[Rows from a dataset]
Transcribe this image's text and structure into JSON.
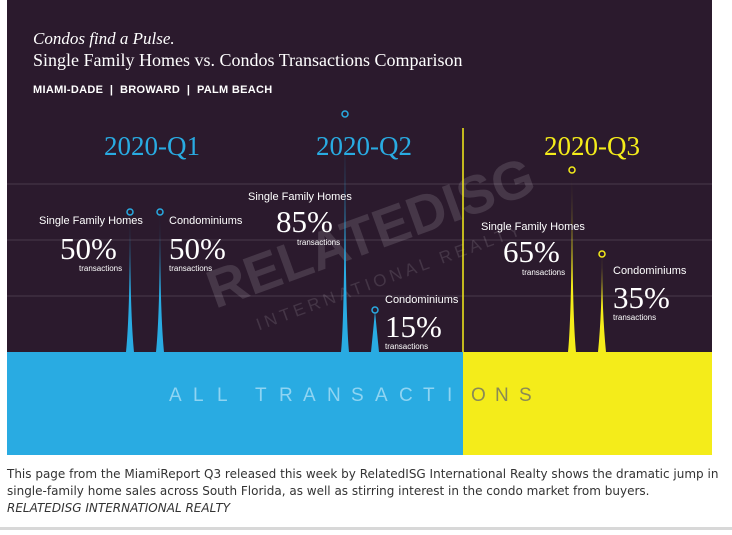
{
  "header": {
    "title": "Condos find a Pulse.",
    "subtitle": "Single Family Homes vs. Condos Transactions Comparison",
    "regions": "MIAMI-DADE  |  BROWARD  |  PALM BEACH"
  },
  "watermark": {
    "brand": "RELATEDISG",
    "sub": "INTERNATIONAL REALTY"
  },
  "band_label": "ALL TRANSACTIONS",
  "transactions_word": "transactions",
  "colors": {
    "background": "#2b1a2d",
    "blue": "#29abe2",
    "yellow": "#f4ec1a",
    "text": "#ffffff"
  },
  "chart_data": {
    "type": "bar",
    "categories": [
      "2020-Q1",
      "2020-Q2",
      "2020-Q3"
    ],
    "series": [
      {
        "name": "Single Family Homes",
        "values": [
          50,
          85,
          65
        ]
      },
      {
        "name": "Condominiums",
        "values": [
          50,
          15,
          35
        ]
      }
    ],
    "unit": "%",
    "ylim": [
      0,
      100
    ],
    "highlight_category": "2020-Q3"
  },
  "caption": {
    "text": "This page from the MiamiReport Q3 released this week by RelatedISG International Realty shows the dramatic jump in single-family home sales across South Florida, as well as stirring interest in the condo market from buyers.",
    "credit": "RELATEDISG INTERNATIONAL REALTY"
  }
}
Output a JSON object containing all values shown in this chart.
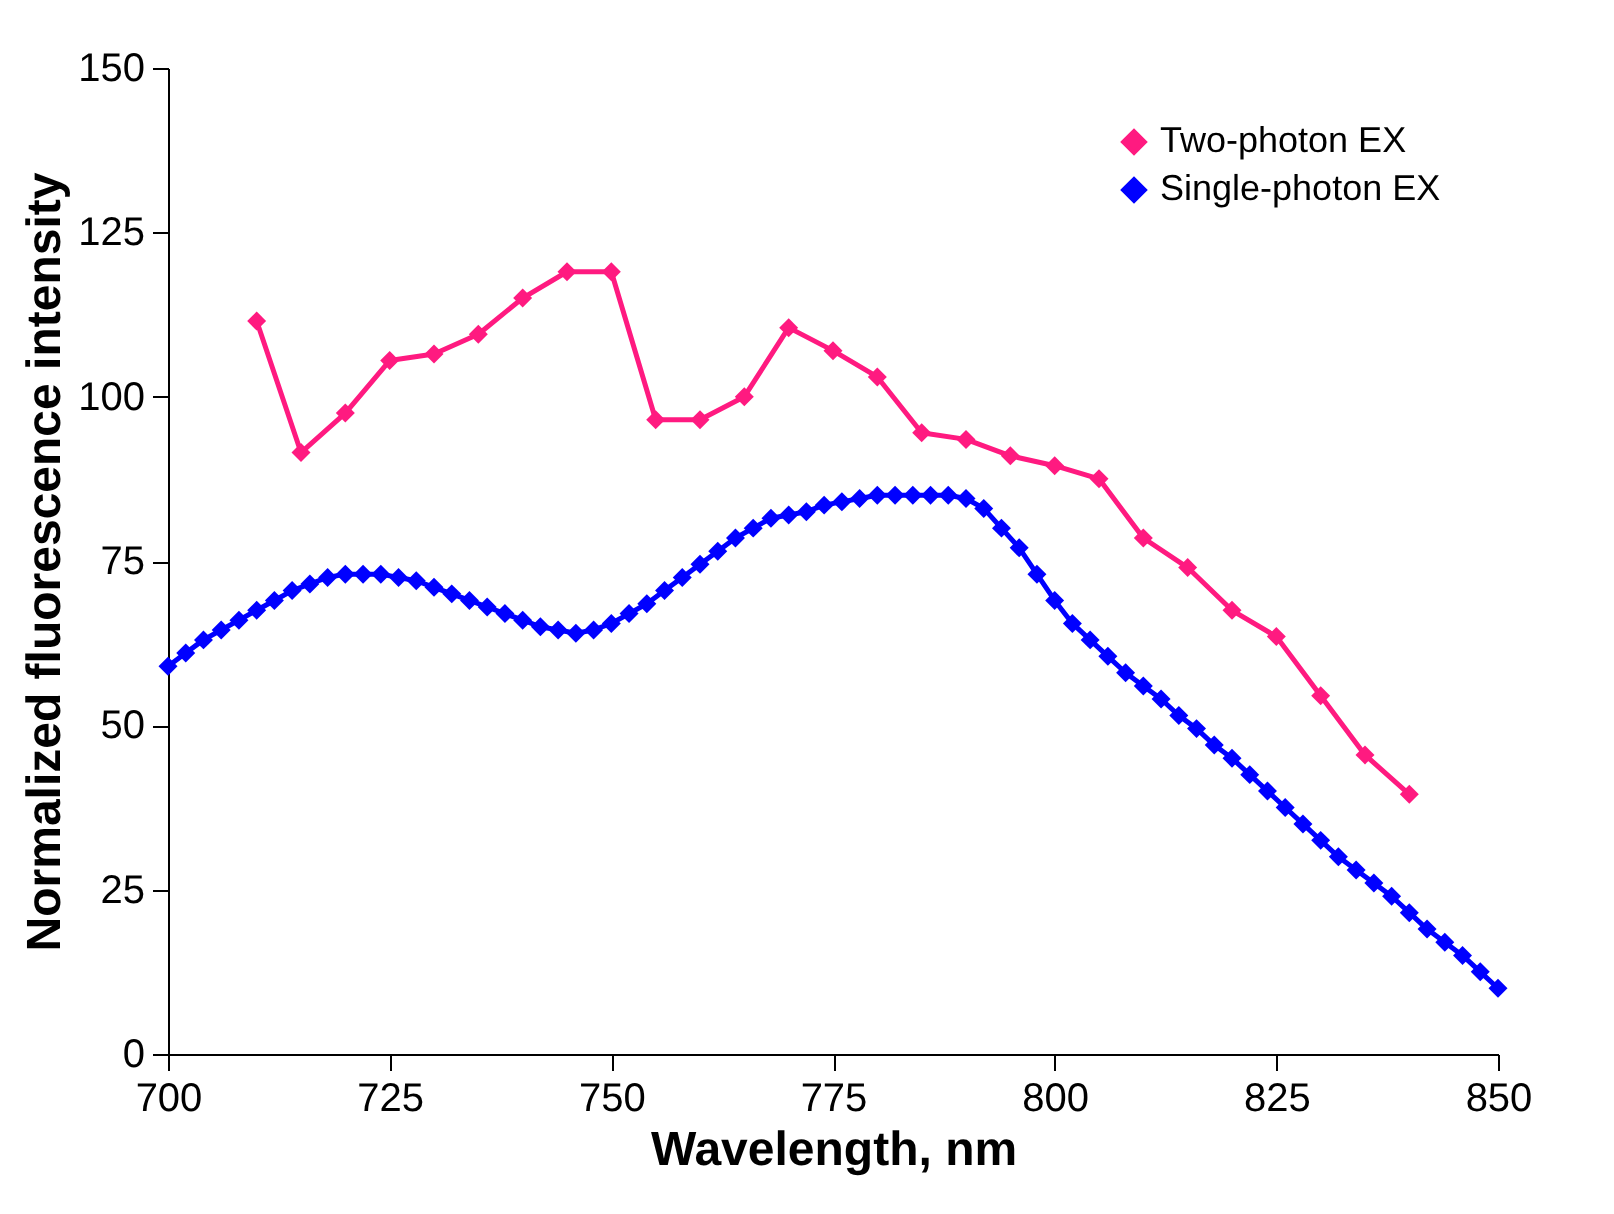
{
  "chart_data": {
    "type": "line",
    "xlabel": "Wavelength, nm",
    "ylabel": "Normalized fluorescence intensity",
    "xlim": [
      700,
      850
    ],
    "xticks": [
      700,
      725,
      750,
      775,
      800,
      825,
      850
    ],
    "ylim": [
      0,
      150
    ],
    "yticks": [
      0,
      25,
      50,
      75,
      100,
      125,
      150
    ],
    "grid": false,
    "legend": "top right",
    "marker": "diamond",
    "line_style": "solid",
    "series": [
      {
        "name": "Two-photon EX",
        "color": "#ff1a80",
        "x": [
          710,
          715,
          720,
          725,
          730,
          735,
          740,
          745,
          750,
          755,
          760,
          765,
          770,
          775,
          780,
          785,
          790,
          795,
          800,
          805,
          810,
          815,
          820,
          825,
          830,
          835,
          840
        ],
        "values": [
          111.5,
          91.5,
          97.5,
          105.5,
          106.5,
          109.5,
          115,
          119,
          119,
          96.5,
          96.5,
          100,
          110.5,
          107,
          103,
          94.5,
          93.5,
          91,
          89.5,
          87.5,
          78.5,
          74,
          67.5,
          63.5,
          54.5,
          45.5,
          39.5
        ]
      },
      {
        "name": "Single-photon EX",
        "color": "#0000ff",
        "x": [
          700,
          702,
          704,
          706,
          708,
          710,
          712,
          714,
          716,
          718,
          720,
          722,
          724,
          726,
          728,
          730,
          732,
          734,
          736,
          738,
          740,
          742,
          744,
          746,
          748,
          750,
          752,
          754,
          756,
          758,
          760,
          762,
          764,
          766,
          768,
          770,
          772,
          774,
          776,
          778,
          780,
          782,
          784,
          786,
          788,
          790,
          792,
          794,
          796,
          798,
          800,
          802,
          804,
          806,
          808,
          810,
          812,
          814,
          816,
          818,
          820,
          822,
          824,
          826,
          828,
          830,
          832,
          834,
          836,
          838,
          840,
          842,
          844,
          846,
          848,
          850
        ],
        "values": [
          59,
          61,
          63,
          64.5,
          66,
          67.5,
          69,
          70.5,
          71.5,
          72.5,
          73,
          73,
          73,
          72.5,
          72,
          71,
          70,
          69,
          68,
          67,
          66,
          65,
          64.5,
          64,
          64.5,
          65.5,
          67,
          68.5,
          70.5,
          72.5,
          74.5,
          76.5,
          78.5,
          80,
          81.5,
          82,
          82.5,
          83.5,
          84,
          84.5,
          85,
          85,
          85,
          85,
          85,
          84.5,
          83,
          80,
          77,
          73,
          69,
          65.5,
          63,
          60.5,
          58,
          56,
          54,
          51.5,
          49.5,
          47,
          45,
          42.5,
          40,
          37.5,
          35,
          32.5,
          30,
          28,
          26,
          24,
          21.5,
          19,
          17,
          15,
          12.5,
          10
        ]
      }
    ]
  }
}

## DO THIS:
Reproduce the listing exactly. Leave its pictures out.

## FINAL RESULT:
Transcribe this image's text and structure into JSON.
{
  "header": {
    "title": "Condos find a Pulse.",
    "subtitle": "Single Family Homes vs. Condos Transactions Comparison",
    "regions": "MIAMI-DADE  |  BROWARD  |  PALM BEACH"
  },
  "watermark": {
    "brand": "RELATEDISG",
    "sub": "INTERNATIONAL REALTY"
  },
  "band_label": "ALL TRANSACTIONS",
  "transactions_word": "transactions",
  "colors": {
    "background": "#2b1a2d",
    "blue": "#29abe2",
    "yellow": "#f4ec1a",
    "text": "#ffffff"
  },
  "chart_data": {
    "type": "bar",
    "categories": [
      "2020-Q1",
      "2020-Q2",
      "2020-Q3"
    ],
    "series": [
      {
        "name": "Single Family Homes",
        "values": [
          50,
          85,
          65
        ]
      },
      {
        "name": "Condominiums",
        "values": [
          50,
          15,
          35
        ]
      }
    ],
    "unit": "%",
    "ylim": [
      0,
      100
    ],
    "highlight_category": "2020-Q3"
  },
  "caption": {
    "text": "This page from the MiamiReport Q3 released this week by RelatedISG International Realty shows the dramatic jump in single-family home sales across South Florida, as well as stirring interest in the condo market from buyers.",
    "credit": "RELATEDISG INTERNATIONAL REALTY"
  }
}
Output a JSON object containing all values shown in this chart.
{
  "chart_data": {
    "type": "line",
    "xlabel": "Wavelength, nm",
    "ylabel": "Normalized fluorescence intensity",
    "xlim": [
      700,
      850
    ],
    "xticks": [
      700,
      725,
      750,
      775,
      800,
      825,
      850
    ],
    "ylim": [
      0,
      150
    ],
    "yticks": [
      0,
      25,
      50,
      75,
      100,
      125,
      150
    ],
    "grid": false,
    "legend": "top right",
    "marker": "diamond",
    "line_style": "solid",
    "series": [
      {
        "name": "Two-photon EX",
        "color": "#ff1a80",
        "x": [
          710,
          715,
          720,
          725,
          730,
          735,
          740,
          745,
          750,
          755,
          760,
          765,
          770,
          775,
          780,
          785,
          790,
          795,
          800,
          805,
          810,
          815,
          820,
          825,
          830,
          835,
          840
        ],
        "values": [
          111.5,
          91.5,
          97.5,
          105.5,
          106.5,
          109.5,
          115,
          119,
          119,
          96.5,
          96.5,
          100,
          110.5,
          107,
          103,
          94.5,
          93.5,
          91,
          89.5,
          87.5,
          78.5,
          74,
          67.5,
          63.5,
          54.5,
          45.5,
          39.5
        ]
      },
      {
        "name": "Single-photon EX",
        "color": "#0000ff",
        "x": [
          700,
          702,
          704,
          706,
          708,
          710,
          712,
          714,
          716,
          718,
          720,
          722,
          724,
          726,
          728,
          730,
          732,
          734,
          736,
          738,
          740,
          742,
          744,
          746,
          748,
          750,
          752,
          754,
          756,
          758,
          760,
          762,
          764,
          766,
          768,
          770,
          772,
          774,
          776,
          778,
          780,
          782,
          784,
          786,
          788,
          790,
          792,
          794,
          796,
          798,
          800,
          802,
          804,
          806,
          808,
          810,
          812,
          814,
          816,
          818,
          820,
          822,
          824,
          826,
          828,
          830,
          832,
          834,
          836,
          838,
          840,
          842,
          844,
          846,
          848,
          850
        ],
        "values": [
          59,
          61,
          63,
          64.5,
          66,
          67.5,
          69,
          70.5,
          71.5,
          72.5,
          73,
          73,
          73,
          72.5,
          72,
          71,
          70,
          69,
          68,
          67,
          66,
          65,
          64.5,
          64,
          64.5,
          65.5,
          67,
          68.5,
          70.5,
          72.5,
          74.5,
          76.5,
          78.5,
          80,
          81.5,
          82,
          82.5,
          83.5,
          84,
          84.5,
          85,
          85,
          85,
          85,
          85,
          84.5,
          83,
          80,
          77,
          73,
          69,
          65.5,
          63,
          60.5,
          58,
          56,
          54,
          51.5,
          49.5,
          47,
          45,
          42.5,
          40,
          37.5,
          35,
          32.5,
          30,
          28,
          26,
          24,
          21.5,
          19,
          17,
          15,
          12.5,
          10
        ]
      }
    ]
  }
}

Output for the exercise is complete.